### WHAT TO WORK ON
Without further comment, state how many lines in the listing below contain the word "screenshot".

————————

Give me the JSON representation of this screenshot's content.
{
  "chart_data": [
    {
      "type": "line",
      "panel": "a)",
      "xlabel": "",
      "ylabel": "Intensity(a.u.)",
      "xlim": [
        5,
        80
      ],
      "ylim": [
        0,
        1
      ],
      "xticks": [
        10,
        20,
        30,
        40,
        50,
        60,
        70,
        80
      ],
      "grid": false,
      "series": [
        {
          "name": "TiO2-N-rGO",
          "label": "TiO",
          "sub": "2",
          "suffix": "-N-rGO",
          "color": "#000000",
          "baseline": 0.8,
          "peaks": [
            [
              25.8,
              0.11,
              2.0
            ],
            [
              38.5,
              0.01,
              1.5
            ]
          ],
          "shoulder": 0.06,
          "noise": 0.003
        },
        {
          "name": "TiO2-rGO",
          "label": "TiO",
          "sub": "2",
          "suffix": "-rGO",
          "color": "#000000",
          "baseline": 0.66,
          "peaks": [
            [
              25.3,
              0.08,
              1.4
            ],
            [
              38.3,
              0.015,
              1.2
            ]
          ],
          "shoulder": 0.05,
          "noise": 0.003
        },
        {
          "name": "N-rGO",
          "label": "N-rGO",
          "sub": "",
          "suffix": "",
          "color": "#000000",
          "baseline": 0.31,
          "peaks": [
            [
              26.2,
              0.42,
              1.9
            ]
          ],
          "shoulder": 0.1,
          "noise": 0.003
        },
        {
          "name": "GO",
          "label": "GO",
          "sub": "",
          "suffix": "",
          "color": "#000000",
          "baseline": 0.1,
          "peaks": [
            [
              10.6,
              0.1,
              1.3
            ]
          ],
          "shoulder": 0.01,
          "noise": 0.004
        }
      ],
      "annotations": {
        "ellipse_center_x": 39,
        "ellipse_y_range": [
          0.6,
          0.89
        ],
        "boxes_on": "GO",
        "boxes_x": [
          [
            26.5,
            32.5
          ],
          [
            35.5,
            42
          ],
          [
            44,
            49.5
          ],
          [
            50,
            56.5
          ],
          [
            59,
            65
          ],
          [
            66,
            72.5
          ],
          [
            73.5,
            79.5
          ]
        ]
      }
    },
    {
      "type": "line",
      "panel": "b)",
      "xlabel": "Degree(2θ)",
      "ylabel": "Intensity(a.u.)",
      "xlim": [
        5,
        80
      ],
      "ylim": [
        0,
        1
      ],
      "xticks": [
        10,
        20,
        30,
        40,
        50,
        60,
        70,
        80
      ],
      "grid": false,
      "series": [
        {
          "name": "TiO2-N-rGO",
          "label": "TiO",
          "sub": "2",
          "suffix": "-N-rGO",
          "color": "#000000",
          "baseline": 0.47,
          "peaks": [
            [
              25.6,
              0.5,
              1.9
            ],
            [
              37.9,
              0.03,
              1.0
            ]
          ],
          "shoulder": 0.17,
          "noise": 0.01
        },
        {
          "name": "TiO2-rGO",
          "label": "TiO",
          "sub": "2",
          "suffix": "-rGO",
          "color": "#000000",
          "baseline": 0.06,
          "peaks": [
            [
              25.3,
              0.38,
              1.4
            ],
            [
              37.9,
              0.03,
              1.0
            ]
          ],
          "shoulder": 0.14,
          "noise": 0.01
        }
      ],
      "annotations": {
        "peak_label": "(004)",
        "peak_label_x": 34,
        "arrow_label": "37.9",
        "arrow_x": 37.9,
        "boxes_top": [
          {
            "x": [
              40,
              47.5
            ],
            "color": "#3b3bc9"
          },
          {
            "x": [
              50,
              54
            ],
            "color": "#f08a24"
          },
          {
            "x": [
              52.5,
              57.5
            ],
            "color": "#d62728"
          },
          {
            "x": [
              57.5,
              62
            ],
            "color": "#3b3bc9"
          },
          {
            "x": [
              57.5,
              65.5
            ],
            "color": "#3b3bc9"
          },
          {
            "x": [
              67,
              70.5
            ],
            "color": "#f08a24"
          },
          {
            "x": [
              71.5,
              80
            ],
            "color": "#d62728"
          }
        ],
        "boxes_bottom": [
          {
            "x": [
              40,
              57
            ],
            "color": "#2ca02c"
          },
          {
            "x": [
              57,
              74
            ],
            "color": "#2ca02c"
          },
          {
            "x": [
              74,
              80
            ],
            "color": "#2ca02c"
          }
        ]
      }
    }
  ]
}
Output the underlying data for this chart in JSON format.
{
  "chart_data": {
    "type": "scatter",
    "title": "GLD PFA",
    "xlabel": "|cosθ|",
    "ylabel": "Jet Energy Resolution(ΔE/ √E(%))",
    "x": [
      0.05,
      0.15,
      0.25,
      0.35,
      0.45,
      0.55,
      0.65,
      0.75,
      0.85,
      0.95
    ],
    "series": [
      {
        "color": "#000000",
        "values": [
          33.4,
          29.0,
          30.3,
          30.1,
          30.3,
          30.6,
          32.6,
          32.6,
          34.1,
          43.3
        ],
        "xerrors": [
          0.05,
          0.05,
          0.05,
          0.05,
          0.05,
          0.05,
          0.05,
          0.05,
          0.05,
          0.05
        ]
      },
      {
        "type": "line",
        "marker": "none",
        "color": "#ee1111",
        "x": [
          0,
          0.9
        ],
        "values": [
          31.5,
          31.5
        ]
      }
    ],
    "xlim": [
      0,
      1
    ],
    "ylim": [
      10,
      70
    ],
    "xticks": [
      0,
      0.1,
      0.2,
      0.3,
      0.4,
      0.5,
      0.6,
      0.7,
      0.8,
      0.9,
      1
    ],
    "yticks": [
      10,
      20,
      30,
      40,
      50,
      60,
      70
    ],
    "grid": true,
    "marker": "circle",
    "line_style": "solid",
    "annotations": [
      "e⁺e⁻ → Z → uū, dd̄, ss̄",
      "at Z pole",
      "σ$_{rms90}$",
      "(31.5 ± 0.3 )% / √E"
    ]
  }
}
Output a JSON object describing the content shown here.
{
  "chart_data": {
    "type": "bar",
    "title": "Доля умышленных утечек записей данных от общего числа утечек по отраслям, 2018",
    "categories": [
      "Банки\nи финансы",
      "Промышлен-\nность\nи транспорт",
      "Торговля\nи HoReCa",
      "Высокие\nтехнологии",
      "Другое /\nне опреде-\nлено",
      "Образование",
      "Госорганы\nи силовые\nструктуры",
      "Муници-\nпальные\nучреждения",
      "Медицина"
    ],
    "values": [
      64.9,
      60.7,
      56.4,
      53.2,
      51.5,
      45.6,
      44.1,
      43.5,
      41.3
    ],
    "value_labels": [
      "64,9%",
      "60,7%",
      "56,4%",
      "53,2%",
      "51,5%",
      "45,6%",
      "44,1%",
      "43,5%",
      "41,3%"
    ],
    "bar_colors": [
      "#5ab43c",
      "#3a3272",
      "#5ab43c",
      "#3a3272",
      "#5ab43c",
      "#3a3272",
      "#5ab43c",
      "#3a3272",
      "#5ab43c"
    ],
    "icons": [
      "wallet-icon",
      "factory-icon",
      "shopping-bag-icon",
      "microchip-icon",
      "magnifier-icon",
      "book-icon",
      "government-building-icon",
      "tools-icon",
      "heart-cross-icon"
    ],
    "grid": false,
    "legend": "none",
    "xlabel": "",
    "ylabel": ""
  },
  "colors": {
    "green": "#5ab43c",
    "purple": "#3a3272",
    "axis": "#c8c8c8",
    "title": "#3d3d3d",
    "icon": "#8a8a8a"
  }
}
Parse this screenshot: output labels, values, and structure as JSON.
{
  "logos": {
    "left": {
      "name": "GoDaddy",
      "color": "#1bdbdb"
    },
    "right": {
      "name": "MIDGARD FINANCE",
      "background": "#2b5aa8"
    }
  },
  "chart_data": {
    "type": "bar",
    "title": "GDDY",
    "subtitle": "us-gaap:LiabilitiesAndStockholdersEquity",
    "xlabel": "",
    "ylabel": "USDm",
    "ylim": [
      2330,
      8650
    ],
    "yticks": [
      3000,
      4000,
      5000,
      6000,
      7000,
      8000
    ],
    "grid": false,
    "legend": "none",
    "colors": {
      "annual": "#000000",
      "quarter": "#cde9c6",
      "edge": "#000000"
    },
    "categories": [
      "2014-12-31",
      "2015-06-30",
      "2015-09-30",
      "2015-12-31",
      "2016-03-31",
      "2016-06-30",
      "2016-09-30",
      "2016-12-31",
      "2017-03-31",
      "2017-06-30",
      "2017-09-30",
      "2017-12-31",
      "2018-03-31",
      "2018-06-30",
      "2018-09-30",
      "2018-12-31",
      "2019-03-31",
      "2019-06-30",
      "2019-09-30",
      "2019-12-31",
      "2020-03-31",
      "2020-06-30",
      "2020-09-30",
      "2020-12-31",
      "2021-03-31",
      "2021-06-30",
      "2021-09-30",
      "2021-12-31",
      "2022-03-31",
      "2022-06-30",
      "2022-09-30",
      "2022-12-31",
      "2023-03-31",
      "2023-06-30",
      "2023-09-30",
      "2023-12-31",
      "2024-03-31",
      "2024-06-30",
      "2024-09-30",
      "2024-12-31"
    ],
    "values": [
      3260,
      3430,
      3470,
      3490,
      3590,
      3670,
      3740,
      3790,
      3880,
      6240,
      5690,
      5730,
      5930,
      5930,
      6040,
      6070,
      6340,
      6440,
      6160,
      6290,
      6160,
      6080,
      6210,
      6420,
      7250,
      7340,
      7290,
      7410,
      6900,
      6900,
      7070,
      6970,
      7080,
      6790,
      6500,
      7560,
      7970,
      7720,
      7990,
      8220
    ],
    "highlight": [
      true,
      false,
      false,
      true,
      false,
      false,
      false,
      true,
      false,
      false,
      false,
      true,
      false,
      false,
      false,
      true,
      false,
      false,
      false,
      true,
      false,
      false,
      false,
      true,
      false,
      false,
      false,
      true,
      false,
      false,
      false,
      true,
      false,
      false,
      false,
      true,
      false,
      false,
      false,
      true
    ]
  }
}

————————

### SOLUTION FOR THIS PROBLEM
2